WHAT TO DO
Below is the data. Give it again, complete and exact.

====== LISTED ENTRIES

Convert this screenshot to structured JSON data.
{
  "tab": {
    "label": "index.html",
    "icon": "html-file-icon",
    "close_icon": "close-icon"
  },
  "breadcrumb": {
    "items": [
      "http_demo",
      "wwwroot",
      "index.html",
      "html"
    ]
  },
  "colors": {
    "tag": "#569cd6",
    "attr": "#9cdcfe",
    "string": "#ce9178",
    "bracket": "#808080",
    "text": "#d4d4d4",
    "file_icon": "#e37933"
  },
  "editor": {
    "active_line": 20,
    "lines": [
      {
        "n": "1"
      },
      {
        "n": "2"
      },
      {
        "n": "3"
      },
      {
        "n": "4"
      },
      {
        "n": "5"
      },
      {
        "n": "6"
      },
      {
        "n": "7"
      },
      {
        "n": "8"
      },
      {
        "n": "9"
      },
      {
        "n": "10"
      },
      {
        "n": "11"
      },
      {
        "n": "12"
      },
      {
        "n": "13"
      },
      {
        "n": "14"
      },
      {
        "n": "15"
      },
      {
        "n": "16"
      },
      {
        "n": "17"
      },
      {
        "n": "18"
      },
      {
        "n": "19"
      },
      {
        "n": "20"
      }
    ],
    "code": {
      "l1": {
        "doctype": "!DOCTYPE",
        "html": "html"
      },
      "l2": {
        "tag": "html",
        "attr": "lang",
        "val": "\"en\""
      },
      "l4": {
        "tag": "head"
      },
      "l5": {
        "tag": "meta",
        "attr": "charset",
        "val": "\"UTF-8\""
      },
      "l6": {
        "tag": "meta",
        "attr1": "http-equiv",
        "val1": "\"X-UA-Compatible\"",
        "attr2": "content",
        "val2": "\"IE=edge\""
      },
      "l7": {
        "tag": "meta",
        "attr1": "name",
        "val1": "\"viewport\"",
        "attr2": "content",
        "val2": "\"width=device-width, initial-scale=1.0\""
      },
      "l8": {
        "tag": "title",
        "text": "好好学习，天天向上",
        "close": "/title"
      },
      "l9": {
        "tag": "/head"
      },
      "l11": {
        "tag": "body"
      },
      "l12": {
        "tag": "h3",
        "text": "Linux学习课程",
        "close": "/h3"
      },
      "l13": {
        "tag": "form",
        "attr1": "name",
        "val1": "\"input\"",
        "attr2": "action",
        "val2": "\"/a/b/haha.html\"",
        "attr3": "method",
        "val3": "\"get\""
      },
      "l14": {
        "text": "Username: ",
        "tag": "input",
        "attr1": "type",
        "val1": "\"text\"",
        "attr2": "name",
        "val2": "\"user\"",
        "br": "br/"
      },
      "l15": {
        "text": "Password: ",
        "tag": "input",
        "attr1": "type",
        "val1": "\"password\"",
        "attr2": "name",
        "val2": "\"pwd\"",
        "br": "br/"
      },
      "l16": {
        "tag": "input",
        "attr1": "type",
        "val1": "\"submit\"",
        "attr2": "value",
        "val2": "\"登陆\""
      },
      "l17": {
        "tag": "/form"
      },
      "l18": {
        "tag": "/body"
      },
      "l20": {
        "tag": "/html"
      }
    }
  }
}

============

COMPLETED TASK
Convert this screenshot to structured JSON data.
{
  "tab": {
    "label": "index.html",
    "icon": "html-file-icon",
    "close_icon": "close-icon"
  },
  "breadcrumb": {
    "items": [
      "http_demo",
      "wwwroot",
      "index.html",
      "html"
    ]
  },
  "colors": {
    "tag": "#569cd6",
    "attr": "#9cdcfe",
    "string": "#ce9178",
    "bracket": "#808080",
    "text": "#d4d4d4",
    "file_icon": "#e37933"
  },
  "editor": {
    "active_line": 20,
    "lines": [
      {
        "n": "1"
      },
      {
        "n": "2"
      },
      {
        "n": "3"
      },
      {
        "n": "4"
      },
      {
        "n": "5"
      },
      {
        "n": "6"
      },
      {
        "n": "7"
      },
      {
        "n": "8"
      },
      {
        "n": "9"
      },
      {
        "n": "10"
      },
      {
        "n": "11"
      },
      {
        "n": "12"
      },
      {
        "n": "13"
      },
      {
        "n": "14"
      },
      {
        "n": "15"
      },
      {
        "n": "16"
      },
      {
        "n": "17"
      },
      {
        "n": "18"
      },
      {
        "n": "19"
      },
      {
        "n": "20"
      }
    ],
    "code": {
      "l1": {
        "doctype": "!DOCTYPE",
        "html": "html"
      },
      "l2": {
        "tag": "html",
        "attr": "lang",
        "val": "\"en\""
      },
      "l4": {
        "tag": "head"
      },
      "l5": {
        "tag": "meta",
        "attr": "charset",
        "val": "\"UTF-8\""
      },
      "l6": {
        "tag": "meta",
        "attr1": "http-equiv",
        "val1": "\"X-UA-Compatible\"",
        "attr2": "content",
        "val2": "\"IE=edge\""
      },
      "l7": {
        "tag": "meta",
        "attr1": "name",
        "val1": "\"viewport\"",
        "attr2": "content",
        "val2": "\"width=device-width, initial-scale=1.0\""
      },
      "l8": {
        "tag": "title",
        "text": "好好学习，天天向上",
        "close": "/title"
      },
      "l9": {
        "tag": "/head"
      },
      "l11": {
        "tag": "body"
      },
      "l12": {
        "tag": "h3",
        "text": "Linux学习课程",
        "close": "/h3"
      },
      "l13": {
        "tag": "form",
        "attr1": "name",
        "val1": "\"input\"",
        "attr2": "action",
        "val2": "\"/a/b/haha.html\"",
        "attr3": "method",
        "val3": "\"get\""
      },
      "l14": {
        "text": "Username: ",
        "tag": "input",
        "attr1": "type",
        "val1": "\"text\"",
        "attr2": "name",
        "val2": "\"user\"",
        "br": "br/"
      },
      "l15": {
        "text": "Password: ",
        "tag": "input",
        "attr1": "type",
        "val1": "\"password\"",
        "attr2": "name",
        "val2": "\"pwd\"",
        "br": "br/"
      },
      "l16": {
        "tag": "input",
        "attr1": "type",
        "val1": "\"submit\"",
        "attr2": "value",
        "val2": "\"登陆\""
      },
      "l17": {
        "tag": "/form"
      },
      "l18": {
        "tag": "/body"
      },
      "l20": {
        "tag": "/html"
      }
    }
  }
}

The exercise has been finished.